SUPPLIED MATERIAL »
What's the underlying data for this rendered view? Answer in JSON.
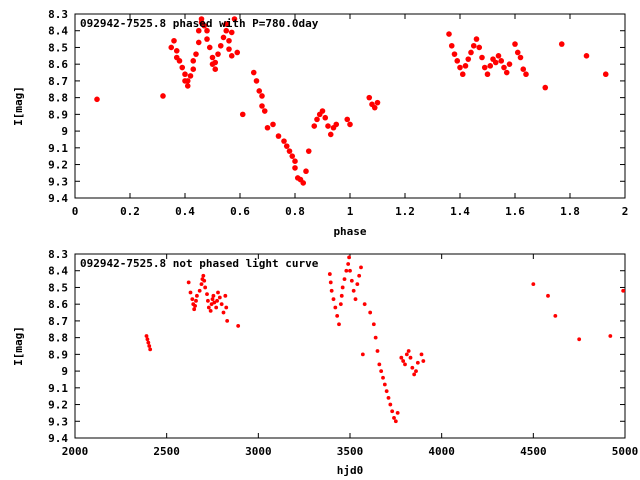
{
  "charts": [
    {
      "title": "092942-7525.8 phased with P=780.0day",
      "xlabel": "phase",
      "ylabel": "I[mag]",
      "xticks": [
        "0",
        "0.2",
        "0.4",
        "0.6",
        "0.8",
        "1",
        "1.2",
        "1.4",
        "1.6",
        "1.8",
        "2"
      ],
      "yticks": [
        "8.3",
        "8.4",
        "8.5",
        "8.6",
        "8.7",
        "8.8",
        "8.9",
        "9",
        "9.1",
        "9.2",
        "9.3",
        "9.4"
      ]
    },
    {
      "title": "092942-7525.8 not phased light curve",
      "xlabel": "hjd0",
      "ylabel": "I[mag]",
      "xticks": [
        "2000",
        "2500",
        "3000",
        "3500",
        "4000",
        "4500",
        "5000"
      ],
      "yticks": [
        "8.3",
        "8.4",
        "8.5",
        "8.6",
        "8.7",
        "8.8",
        "8.9",
        "9",
        "9.1",
        "9.2",
        "9.3",
        "9.4"
      ]
    }
  ],
  "chart_data": [
    {
      "type": "scatter",
      "title": "092942-7525.8 phased with P=780.0day",
      "xlabel": "phase",
      "ylabel": "I[mag]",
      "xlim": [
        0,
        2
      ],
      "ylim": [
        9.4,
        8.3
      ],
      "y_axis_inverted": true,
      "grid": false,
      "marker_color": "#ff0000",
      "x": [
        0.08,
        0.32,
        0.35,
        0.36,
        0.37,
        0.37,
        0.38,
        0.39,
        0.4,
        0.4,
        0.41,
        0.41,
        0.42,
        0.43,
        0.43,
        0.44,
        0.45,
        0.45,
        0.46,
        0.46,
        0.47,
        0.48,
        0.48,
        0.49,
        0.5,
        0.5,
        0.51,
        0.51,
        0.52,
        0.53,
        0.54,
        0.55,
        0.55,
        0.56,
        0.56,
        0.57,
        0.57,
        0.58,
        0.59,
        0.61,
        0.65,
        0.66,
        0.67,
        0.68,
        0.68,
        0.69,
        0.7,
        0.72,
        0.74,
        0.76,
        0.77,
        0.78,
        0.79,
        0.8,
        0.8,
        0.81,
        0.82,
        0.83,
        0.84,
        0.85,
        0.87,
        0.88,
        0.89,
        0.9,
        0.91,
        0.92,
        0.93,
        0.94,
        0.95,
        0.99,
        1.0,
        1.07,
        1.08,
        1.09,
        1.1,
        1.36,
        1.37,
        1.38,
        1.39,
        1.4,
        1.41,
        1.42,
        1.43,
        1.44,
        1.45,
        1.46,
        1.47,
        1.48,
        1.49,
        1.5,
        1.51,
        1.52,
        1.53,
        1.54,
        1.55,
        1.56,
        1.57,
        1.58,
        1.6,
        1.61,
        1.62,
        1.63,
        1.64,
        1.71,
        1.77,
        1.86,
        1.93
      ],
      "y": [
        8.81,
        8.79,
        8.5,
        8.46,
        8.52,
        8.56,
        8.58,
        8.62,
        8.66,
        8.7,
        8.73,
        8.7,
        8.67,
        8.63,
        8.58,
        8.54,
        8.47,
        8.4,
        8.35,
        8.33,
        8.37,
        8.4,
        8.45,
        8.5,
        8.56,
        8.6,
        8.63,
        8.59,
        8.54,
        8.49,
        8.44,
        8.4,
        8.36,
        8.46,
        8.51,
        8.55,
        8.41,
        8.33,
        8.53,
        8.9,
        8.65,
        8.7,
        8.76,
        8.79,
        8.85,
        8.88,
        8.98,
        8.96,
        9.03,
        9.06,
        9.09,
        9.12,
        9.15,
        9.18,
        9.22,
        9.28,
        9.29,
        9.31,
        9.24,
        9.12,
        8.97,
        8.93,
        8.9,
        8.88,
        8.92,
        8.97,
        9.02,
        8.98,
        8.96,
        8.93,
        8.96,
        8.8,
        8.84,
        8.86,
        8.83,
        8.42,
        8.49,
        8.54,
        8.58,
        8.62,
        8.66,
        8.61,
        8.57,
        8.53,
        8.49,
        8.45,
        8.5,
        8.56,
        8.62,
        8.66,
        8.61,
        8.57,
        8.59,
        8.55,
        8.58,
        8.62,
        8.65,
        8.6,
        8.48,
        8.53,
        8.56,
        8.63,
        8.66,
        8.74,
        8.48,
        8.55,
        8.66
      ]
    },
    {
      "type": "scatter",
      "title": "092942-7525.8 not phased light curve",
      "xlabel": "hjd0",
      "ylabel": "I[mag]",
      "xlim": [
        2000,
        5000
      ],
      "ylim": [
        9.4,
        8.3
      ],
      "y_axis_inverted": true,
      "grid": false,
      "marker_color": "#ff0000",
      "x": [
        2390,
        2395,
        2400,
        2405,
        2410,
        2620,
        2630,
        2640,
        2645,
        2650,
        2655,
        2660,
        2665,
        2680,
        2690,
        2695,
        2700,
        2705,
        2710,
        2720,
        2725,
        2730,
        2740,
        2745,
        2750,
        2755,
        2760,
        2770,
        2775,
        2780,
        2790,
        2800,
        2810,
        2820,
        2825,
        2830,
        2890,
        3390,
        3395,
        3400,
        3410,
        3420,
        3430,
        3440,
        3450,
        3455,
        3460,
        3470,
        3480,
        3490,
        3495,
        3500,
        3510,
        3520,
        3530,
        3540,
        3550,
        3560,
        3570,
        3580,
        3610,
        3630,
        3640,
        3650,
        3660,
        3670,
        3680,
        3690,
        3700,
        3710,
        3720,
        3730,
        3740,
        3750,
        3760,
        3780,
        3790,
        3800,
        3810,
        3820,
        3830,
        3840,
        3850,
        3860,
        3870,
        3890,
        3900,
        4500,
        4580,
        4620,
        4750,
        4920,
        4990
      ],
      "y": [
        8.79,
        8.81,
        8.83,
        8.85,
        8.87,
        8.47,
        8.53,
        8.57,
        8.6,
        8.63,
        8.61,
        8.58,
        8.55,
        8.52,
        8.48,
        8.45,
        8.43,
        8.46,
        8.5,
        8.54,
        8.58,
        8.62,
        8.64,
        8.6,
        8.57,
        8.55,
        8.59,
        8.62,
        8.58,
        8.53,
        8.56,
        8.6,
        8.65,
        8.55,
        8.62,
        8.7,
        8.73,
        8.42,
        8.47,
        8.52,
        8.57,
        8.62,
        8.67,
        8.72,
        8.6,
        8.55,
        8.5,
        8.45,
        8.4,
        8.36,
        8.32,
        8.4,
        8.46,
        8.52,
        8.57,
        8.48,
        8.43,
        8.38,
        8.9,
        8.6,
        8.65,
        8.72,
        8.8,
        8.88,
        8.96,
        9.0,
        9.04,
        9.08,
        9.12,
        9.16,
        9.2,
        9.24,
        9.28,
        9.3,
        9.25,
        8.92,
        8.94,
        8.96,
        8.9,
        8.88,
        8.92,
        8.98,
        9.02,
        9.0,
        8.95,
        8.9,
        8.94,
        8.48,
        8.55,
        8.67,
        8.81,
        8.79,
        8.52
      ]
    }
  ]
}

CHALLENGE » Copy everything in the records above except the pictures, exactly as written.

EXERCISE OUTPUT »
What's the underlying data for this rendered view? Answer in JSON.
{
  "charts": [
    {
      "title": "092942-7525.8 phased with P=780.0day",
      "xlabel": "phase",
      "ylabel": "I[mag]",
      "xticks": [
        "0",
        "0.2",
        "0.4",
        "0.6",
        "0.8",
        "1",
        "1.2",
        "1.4",
        "1.6",
        "1.8",
        "2"
      ],
      "yticks": [
        "8.3",
        "8.4",
        "8.5",
        "8.6",
        "8.7",
        "8.8",
        "8.9",
        "9",
        "9.1",
        "9.2",
        "9.3",
        "9.4"
      ]
    },
    {
      "title": "092942-7525.8 not phased light curve",
      "xlabel": "hjd0",
      "ylabel": "I[mag]",
      "xticks": [
        "2000",
        "2500",
        "3000",
        "3500",
        "4000",
        "4500",
        "5000"
      ],
      "yticks": [
        "8.3",
        "8.4",
        "8.5",
        "8.6",
        "8.7",
        "8.8",
        "8.9",
        "9",
        "9.1",
        "9.2",
        "9.3",
        "9.4"
      ]
    }
  ],
  "chart_data": [
    {
      "type": "scatter",
      "title": "092942-7525.8 phased with P=780.0day",
      "xlabel": "phase",
      "ylabel": "I[mag]",
      "xlim": [
        0,
        2
      ],
      "ylim": [
        9.4,
        8.3
      ],
      "y_axis_inverted": true,
      "grid": false,
      "marker_color": "#ff0000",
      "x": [
        0.08,
        0.32,
        0.35,
        0.36,
        0.37,
        0.37,
        0.38,
        0.39,
        0.4,
        0.4,
        0.41,
        0.41,
        0.42,
        0.43,
        0.43,
        0.44,
        0.45,
        0.45,
        0.46,
        0.46,
        0.47,
        0.48,
        0.48,
        0.49,
        0.5,
        0.5,
        0.51,
        0.51,
        0.52,
        0.53,
        0.54,
        0.55,
        0.55,
        0.56,
        0.56,
        0.57,
        0.57,
        0.58,
        0.59,
        0.61,
        0.65,
        0.66,
        0.67,
        0.68,
        0.68,
        0.69,
        0.7,
        0.72,
        0.74,
        0.76,
        0.77,
        0.78,
        0.79,
        0.8,
        0.8,
        0.81,
        0.82,
        0.83,
        0.84,
        0.85,
        0.87,
        0.88,
        0.89,
        0.9,
        0.91,
        0.92,
        0.93,
        0.94,
        0.95,
        0.99,
        1.0,
        1.07,
        1.08,
        1.09,
        1.1,
        1.36,
        1.37,
        1.38,
        1.39,
        1.4,
        1.41,
        1.42,
        1.43,
        1.44,
        1.45,
        1.46,
        1.47,
        1.48,
        1.49,
        1.5,
        1.51,
        1.52,
        1.53,
        1.54,
        1.55,
        1.56,
        1.57,
        1.58,
        1.6,
        1.61,
        1.62,
        1.63,
        1.64,
        1.71,
        1.77,
        1.86,
        1.93
      ],
      "y": [
        8.81,
        8.79,
        8.5,
        8.46,
        8.52,
        8.56,
        8.58,
        8.62,
        8.66,
        8.7,
        8.73,
        8.7,
        8.67,
        8.63,
        8.58,
        8.54,
        8.47,
        8.4,
        8.35,
        8.33,
        8.37,
        8.4,
        8.45,
        8.5,
        8.56,
        8.6,
        8.63,
        8.59,
        8.54,
        8.49,
        8.44,
        8.4,
        8.36,
        8.46,
        8.51,
        8.55,
        8.41,
        8.33,
        8.53,
        8.9,
        8.65,
        8.7,
        8.76,
        8.79,
        8.85,
        8.88,
        8.98,
        8.96,
        9.03,
        9.06,
        9.09,
        9.12,
        9.15,
        9.18,
        9.22,
        9.28,
        9.29,
        9.31,
        9.24,
        9.12,
        8.97,
        8.93,
        8.9,
        8.88,
        8.92,
        8.97,
        9.02,
        8.98,
        8.96,
        8.93,
        8.96,
        8.8,
        8.84,
        8.86,
        8.83,
        8.42,
        8.49,
        8.54,
        8.58,
        8.62,
        8.66,
        8.61,
        8.57,
        8.53,
        8.49,
        8.45,
        8.5,
        8.56,
        8.62,
        8.66,
        8.61,
        8.57,
        8.59,
        8.55,
        8.58,
        8.62,
        8.65,
        8.6,
        8.48,
        8.53,
        8.56,
        8.63,
        8.66,
        8.74,
        8.48,
        8.55,
        8.66
      ]
    },
    {
      "type": "scatter",
      "title": "092942-7525.8 not phased light curve",
      "xlabel": "hjd0",
      "ylabel": "I[mag]",
      "xlim": [
        2000,
        5000
      ],
      "ylim": [
        9.4,
        8.3
      ],
      "y_axis_inverted": true,
      "grid": false,
      "marker_color": "#ff0000",
      "x": [
        2390,
        2395,
        2400,
        2405,
        2410,
        2620,
        2630,
        2640,
        2645,
        2650,
        2655,
        2660,
        2665,
        2680,
        2690,
        2695,
        2700,
        2705,
        2710,
        2720,
        2725,
        2730,
        2740,
        2745,
        2750,
        2755,
        2760,
        2770,
        2775,
        2780,
        2790,
        2800,
        2810,
        2820,
        2825,
        2830,
        2890,
        3390,
        3395,
        3400,
        3410,
        3420,
        3430,
        3440,
        3450,
        3455,
        3460,
        3470,
        3480,
        3490,
        3495,
        3500,
        3510,
        3520,
        3530,
        3540,
        3550,
        3560,
        3570,
        3580,
        3610,
        3630,
        3640,
        3650,
        3660,
        3670,
        3680,
        3690,
        3700,
        3710,
        3720,
        3730,
        3740,
        3750,
        3760,
        3780,
        3790,
        3800,
        3810,
        3820,
        3830,
        3840,
        3850,
        3860,
        3870,
        3890,
        3900,
        4500,
        4580,
        4620,
        4750,
        4920,
        4990
      ],
      "y": [
        8.79,
        8.81,
        8.83,
        8.85,
        8.87,
        8.47,
        8.53,
        8.57,
        8.6,
        8.63,
        8.61,
        8.58,
        8.55,
        8.52,
        8.48,
        8.45,
        8.43,
        8.46,
        8.5,
        8.54,
        8.58,
        8.62,
        8.64,
        8.6,
        8.57,
        8.55,
        8.59,
        8.62,
        8.58,
        8.53,
        8.56,
        8.6,
        8.65,
        8.55,
        8.62,
        8.7,
        8.73,
        8.42,
        8.47,
        8.52,
        8.57,
        8.62,
        8.67,
        8.72,
        8.6,
        8.55,
        8.5,
        8.45,
        8.4,
        8.36,
        8.32,
        8.4,
        8.46,
        8.52,
        8.57,
        8.48,
        8.43,
        8.38,
        8.9,
        8.6,
        8.65,
        8.72,
        8.8,
        8.88,
        8.96,
        9.0,
        9.04,
        9.08,
        9.12,
        9.16,
        9.2,
        9.24,
        9.28,
        9.3,
        9.25,
        8.92,
        8.94,
        8.96,
        8.9,
        8.88,
        8.92,
        8.98,
        9.02,
        9.0,
        8.95,
        8.9,
        8.94,
        8.48,
        8.55,
        8.67,
        8.81,
        8.79,
        8.52
      ]
    }
  ]
}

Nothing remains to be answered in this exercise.